To be done: For each line below that contains the string "background", copy that line.

Dataset entries
__________
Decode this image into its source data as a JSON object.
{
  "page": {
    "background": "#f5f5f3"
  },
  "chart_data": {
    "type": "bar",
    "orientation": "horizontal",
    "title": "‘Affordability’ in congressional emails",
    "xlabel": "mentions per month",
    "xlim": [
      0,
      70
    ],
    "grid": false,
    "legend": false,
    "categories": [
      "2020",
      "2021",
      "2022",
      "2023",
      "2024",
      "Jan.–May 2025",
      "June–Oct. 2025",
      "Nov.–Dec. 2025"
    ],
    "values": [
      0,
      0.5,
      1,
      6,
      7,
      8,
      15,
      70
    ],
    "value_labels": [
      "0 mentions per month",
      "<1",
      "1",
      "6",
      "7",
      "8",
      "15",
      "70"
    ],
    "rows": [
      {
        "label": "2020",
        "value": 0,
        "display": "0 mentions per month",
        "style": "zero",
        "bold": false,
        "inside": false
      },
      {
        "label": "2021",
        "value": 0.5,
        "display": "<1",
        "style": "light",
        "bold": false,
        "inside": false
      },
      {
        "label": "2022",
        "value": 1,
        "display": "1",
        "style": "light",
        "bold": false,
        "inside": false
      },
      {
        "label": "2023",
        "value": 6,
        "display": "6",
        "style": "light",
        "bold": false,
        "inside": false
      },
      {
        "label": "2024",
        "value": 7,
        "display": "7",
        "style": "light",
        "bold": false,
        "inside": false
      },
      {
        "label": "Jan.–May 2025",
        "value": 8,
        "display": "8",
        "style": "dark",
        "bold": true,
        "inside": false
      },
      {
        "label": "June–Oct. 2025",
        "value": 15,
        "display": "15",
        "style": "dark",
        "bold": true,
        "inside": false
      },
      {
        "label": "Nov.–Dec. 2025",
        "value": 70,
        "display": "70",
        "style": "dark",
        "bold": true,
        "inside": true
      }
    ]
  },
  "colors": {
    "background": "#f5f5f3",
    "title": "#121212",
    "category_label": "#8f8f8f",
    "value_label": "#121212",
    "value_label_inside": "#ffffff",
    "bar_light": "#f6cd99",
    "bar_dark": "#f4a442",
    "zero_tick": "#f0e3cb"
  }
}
__________
Exercise answer:
    "background": "#f5f5f3"
    "background": "#f5f5f3",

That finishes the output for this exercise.